Input rows |
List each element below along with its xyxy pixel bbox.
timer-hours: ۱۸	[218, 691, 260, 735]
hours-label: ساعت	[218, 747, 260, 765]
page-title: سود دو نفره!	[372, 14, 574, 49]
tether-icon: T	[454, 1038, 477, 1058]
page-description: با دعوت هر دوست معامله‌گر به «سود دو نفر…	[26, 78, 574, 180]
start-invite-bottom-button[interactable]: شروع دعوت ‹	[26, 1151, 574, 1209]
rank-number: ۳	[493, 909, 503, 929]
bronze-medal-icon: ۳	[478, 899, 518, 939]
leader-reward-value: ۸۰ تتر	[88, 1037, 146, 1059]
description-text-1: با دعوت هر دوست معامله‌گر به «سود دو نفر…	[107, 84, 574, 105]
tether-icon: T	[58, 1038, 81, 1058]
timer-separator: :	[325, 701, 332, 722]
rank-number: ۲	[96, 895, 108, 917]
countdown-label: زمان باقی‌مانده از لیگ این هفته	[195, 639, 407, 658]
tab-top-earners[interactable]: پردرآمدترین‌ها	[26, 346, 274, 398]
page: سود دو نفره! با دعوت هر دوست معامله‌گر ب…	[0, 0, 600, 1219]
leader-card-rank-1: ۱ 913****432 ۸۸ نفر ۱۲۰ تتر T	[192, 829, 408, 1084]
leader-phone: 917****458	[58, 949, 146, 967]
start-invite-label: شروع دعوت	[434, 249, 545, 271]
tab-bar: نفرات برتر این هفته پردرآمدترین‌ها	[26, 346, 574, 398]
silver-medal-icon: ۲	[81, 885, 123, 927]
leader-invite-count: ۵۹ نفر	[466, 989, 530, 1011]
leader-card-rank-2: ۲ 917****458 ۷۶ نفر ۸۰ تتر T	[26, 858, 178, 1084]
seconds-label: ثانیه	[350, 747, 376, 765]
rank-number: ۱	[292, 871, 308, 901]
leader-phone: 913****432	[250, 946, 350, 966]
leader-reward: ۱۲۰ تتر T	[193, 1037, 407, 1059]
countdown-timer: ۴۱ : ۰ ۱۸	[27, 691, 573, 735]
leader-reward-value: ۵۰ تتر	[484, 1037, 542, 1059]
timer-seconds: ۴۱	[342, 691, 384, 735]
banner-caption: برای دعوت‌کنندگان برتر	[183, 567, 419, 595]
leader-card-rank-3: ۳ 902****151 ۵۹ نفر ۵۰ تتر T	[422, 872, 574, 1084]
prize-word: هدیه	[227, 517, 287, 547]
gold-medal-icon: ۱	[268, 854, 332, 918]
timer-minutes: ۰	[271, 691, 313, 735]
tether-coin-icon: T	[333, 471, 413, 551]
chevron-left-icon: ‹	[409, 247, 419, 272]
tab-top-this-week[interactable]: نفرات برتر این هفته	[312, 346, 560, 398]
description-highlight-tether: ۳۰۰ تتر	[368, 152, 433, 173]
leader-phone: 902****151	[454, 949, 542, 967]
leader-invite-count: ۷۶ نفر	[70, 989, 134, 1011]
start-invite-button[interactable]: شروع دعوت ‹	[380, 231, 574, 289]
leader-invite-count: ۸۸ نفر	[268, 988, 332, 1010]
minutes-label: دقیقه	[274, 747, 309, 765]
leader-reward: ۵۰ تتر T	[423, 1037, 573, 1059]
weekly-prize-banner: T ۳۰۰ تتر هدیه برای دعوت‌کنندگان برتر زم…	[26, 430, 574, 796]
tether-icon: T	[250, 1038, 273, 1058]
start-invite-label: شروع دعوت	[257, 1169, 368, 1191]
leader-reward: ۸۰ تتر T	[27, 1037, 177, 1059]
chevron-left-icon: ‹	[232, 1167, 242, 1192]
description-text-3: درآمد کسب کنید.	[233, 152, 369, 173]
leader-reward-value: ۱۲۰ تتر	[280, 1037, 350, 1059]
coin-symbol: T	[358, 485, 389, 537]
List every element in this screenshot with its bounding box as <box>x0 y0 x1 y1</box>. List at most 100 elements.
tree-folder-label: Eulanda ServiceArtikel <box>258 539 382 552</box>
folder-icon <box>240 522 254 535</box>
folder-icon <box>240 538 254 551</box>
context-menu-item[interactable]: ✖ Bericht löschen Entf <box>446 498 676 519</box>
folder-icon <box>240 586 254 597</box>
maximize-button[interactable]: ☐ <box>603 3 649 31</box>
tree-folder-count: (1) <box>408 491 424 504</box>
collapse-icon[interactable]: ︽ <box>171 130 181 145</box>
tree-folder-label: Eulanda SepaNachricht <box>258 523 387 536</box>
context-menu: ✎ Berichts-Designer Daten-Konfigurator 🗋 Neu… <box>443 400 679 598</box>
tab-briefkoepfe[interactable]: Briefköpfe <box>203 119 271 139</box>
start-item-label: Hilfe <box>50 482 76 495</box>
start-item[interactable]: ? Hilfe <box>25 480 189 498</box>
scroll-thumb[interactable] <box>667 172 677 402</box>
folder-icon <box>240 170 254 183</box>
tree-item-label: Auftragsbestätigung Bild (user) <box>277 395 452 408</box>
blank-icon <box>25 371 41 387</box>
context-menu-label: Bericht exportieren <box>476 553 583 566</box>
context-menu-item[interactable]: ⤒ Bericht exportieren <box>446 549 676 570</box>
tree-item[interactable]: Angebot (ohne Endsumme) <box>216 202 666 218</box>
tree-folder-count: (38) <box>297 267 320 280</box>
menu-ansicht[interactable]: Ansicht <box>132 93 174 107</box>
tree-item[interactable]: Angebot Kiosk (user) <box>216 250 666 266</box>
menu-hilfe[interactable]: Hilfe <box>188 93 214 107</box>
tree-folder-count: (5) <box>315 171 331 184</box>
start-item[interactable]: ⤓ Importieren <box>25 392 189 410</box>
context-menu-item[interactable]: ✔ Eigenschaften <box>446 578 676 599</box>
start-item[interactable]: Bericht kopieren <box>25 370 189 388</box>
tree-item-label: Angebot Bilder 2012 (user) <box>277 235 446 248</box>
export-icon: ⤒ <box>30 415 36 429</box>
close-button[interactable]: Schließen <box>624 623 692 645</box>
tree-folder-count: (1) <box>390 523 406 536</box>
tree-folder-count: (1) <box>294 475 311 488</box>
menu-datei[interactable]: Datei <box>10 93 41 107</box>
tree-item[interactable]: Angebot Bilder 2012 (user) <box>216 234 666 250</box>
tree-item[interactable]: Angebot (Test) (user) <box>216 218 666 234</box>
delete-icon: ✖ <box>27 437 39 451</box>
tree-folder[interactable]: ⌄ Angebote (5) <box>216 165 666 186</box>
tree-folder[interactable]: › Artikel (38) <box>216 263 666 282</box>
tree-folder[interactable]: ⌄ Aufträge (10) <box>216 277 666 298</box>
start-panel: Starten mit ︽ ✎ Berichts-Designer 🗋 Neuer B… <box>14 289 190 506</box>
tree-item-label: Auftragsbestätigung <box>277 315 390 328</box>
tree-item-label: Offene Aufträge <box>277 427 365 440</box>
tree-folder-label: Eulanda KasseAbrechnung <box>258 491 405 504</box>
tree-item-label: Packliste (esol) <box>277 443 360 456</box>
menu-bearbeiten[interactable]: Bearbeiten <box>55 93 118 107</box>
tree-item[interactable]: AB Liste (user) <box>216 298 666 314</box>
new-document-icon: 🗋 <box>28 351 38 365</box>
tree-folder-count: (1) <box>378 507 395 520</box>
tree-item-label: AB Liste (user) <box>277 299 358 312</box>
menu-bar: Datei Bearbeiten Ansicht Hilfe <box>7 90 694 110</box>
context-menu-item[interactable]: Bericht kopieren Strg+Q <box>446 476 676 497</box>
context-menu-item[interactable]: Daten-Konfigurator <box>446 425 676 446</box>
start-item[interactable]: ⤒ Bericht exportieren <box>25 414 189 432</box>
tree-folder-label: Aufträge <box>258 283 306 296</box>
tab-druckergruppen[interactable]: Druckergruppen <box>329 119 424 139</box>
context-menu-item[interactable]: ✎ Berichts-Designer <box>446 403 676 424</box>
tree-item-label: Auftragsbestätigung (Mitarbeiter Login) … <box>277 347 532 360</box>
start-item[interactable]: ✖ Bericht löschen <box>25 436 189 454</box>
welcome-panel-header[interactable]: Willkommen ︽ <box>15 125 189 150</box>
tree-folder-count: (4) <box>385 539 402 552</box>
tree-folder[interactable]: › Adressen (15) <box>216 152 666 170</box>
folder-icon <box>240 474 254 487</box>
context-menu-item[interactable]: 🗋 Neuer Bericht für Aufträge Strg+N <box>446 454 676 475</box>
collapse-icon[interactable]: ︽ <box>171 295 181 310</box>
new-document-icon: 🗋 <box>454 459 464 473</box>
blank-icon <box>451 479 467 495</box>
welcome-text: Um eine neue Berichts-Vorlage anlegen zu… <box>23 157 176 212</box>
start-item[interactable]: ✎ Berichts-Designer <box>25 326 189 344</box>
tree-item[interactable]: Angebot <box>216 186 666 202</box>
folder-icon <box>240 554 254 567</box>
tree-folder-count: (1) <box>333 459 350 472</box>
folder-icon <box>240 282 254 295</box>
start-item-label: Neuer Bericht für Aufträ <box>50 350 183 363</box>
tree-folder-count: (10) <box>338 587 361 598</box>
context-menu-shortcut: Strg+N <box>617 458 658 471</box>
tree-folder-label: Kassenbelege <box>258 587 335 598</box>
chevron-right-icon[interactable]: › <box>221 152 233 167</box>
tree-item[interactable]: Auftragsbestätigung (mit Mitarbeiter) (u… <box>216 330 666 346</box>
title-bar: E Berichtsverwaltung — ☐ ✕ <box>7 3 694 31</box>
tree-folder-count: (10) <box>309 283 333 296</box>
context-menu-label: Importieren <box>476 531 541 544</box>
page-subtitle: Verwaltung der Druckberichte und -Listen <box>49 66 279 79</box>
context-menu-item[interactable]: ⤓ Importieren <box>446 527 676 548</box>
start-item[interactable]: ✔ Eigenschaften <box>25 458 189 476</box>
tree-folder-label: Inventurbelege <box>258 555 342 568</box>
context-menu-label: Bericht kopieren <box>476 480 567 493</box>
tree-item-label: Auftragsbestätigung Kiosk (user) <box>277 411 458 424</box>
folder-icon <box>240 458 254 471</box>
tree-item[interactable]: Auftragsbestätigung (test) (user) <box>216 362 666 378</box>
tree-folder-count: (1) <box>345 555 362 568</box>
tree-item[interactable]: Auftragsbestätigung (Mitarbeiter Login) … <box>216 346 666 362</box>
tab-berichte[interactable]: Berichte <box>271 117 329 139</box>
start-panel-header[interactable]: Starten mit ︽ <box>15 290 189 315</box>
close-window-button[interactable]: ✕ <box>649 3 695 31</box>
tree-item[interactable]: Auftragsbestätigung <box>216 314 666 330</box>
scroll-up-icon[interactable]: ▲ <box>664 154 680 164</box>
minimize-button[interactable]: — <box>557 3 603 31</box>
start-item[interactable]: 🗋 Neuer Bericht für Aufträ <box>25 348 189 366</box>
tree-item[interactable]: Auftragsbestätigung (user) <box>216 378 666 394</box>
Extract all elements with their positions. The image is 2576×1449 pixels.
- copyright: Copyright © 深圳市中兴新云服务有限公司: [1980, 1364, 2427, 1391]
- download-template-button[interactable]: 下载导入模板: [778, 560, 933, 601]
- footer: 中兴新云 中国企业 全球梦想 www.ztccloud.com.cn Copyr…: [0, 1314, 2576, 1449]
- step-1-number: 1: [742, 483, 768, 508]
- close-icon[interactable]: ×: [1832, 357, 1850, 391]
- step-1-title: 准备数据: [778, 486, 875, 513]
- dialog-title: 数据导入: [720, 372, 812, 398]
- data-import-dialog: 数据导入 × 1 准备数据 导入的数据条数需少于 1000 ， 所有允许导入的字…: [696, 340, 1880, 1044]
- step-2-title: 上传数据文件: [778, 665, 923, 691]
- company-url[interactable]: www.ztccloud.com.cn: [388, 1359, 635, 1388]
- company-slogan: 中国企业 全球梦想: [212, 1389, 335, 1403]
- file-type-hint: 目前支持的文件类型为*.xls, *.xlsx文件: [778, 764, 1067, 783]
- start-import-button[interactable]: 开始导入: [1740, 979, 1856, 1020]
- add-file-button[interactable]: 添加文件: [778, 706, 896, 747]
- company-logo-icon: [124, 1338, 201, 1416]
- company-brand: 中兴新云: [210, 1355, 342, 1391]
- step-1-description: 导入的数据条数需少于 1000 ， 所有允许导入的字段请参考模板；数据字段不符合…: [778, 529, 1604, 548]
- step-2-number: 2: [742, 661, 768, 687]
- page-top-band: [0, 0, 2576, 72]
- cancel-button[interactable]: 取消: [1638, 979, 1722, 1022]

Exercise requirements | Can you put the lines of the items above into a numbered list, starting at the very first line and stopping after the line that contains "895, 108, 917]", with both of those lines included and any blank lines left out?

Exercise answer |
1. List each element below along with its xyxy pixel bbox.
2. timer-hours: ۱۸	[218, 691, 260, 735]
3. hours-label: ساعت	[218, 747, 260, 765]
4. page-title: سود دو نفره!	[372, 14, 574, 49]
5. tether-icon: T	[454, 1038, 477, 1058]
6. page-description: با دعوت هر دوست معامله‌گر به «سود دو نفر…	[26, 78, 574, 180]
7. start-invite-bottom-button[interactable]: شروع دعوت ‹	[26, 1151, 574, 1209]
8. rank-number: ۳	[493, 909, 503, 929]
9. bronze-medal-icon: ۳	[478, 899, 518, 939]
10. leader-reward-value: ۸۰ تتر	[88, 1037, 146, 1059]
11. description-text-1: با دعوت هر دوست معامله‌گر به «سود دو نفر…	[107, 84, 574, 105]
12. tether-icon: T	[58, 1038, 81, 1058]
13. timer-separator: :	[325, 701, 332, 722]
14. rank-number: ۲	[96, 895, 108, 917]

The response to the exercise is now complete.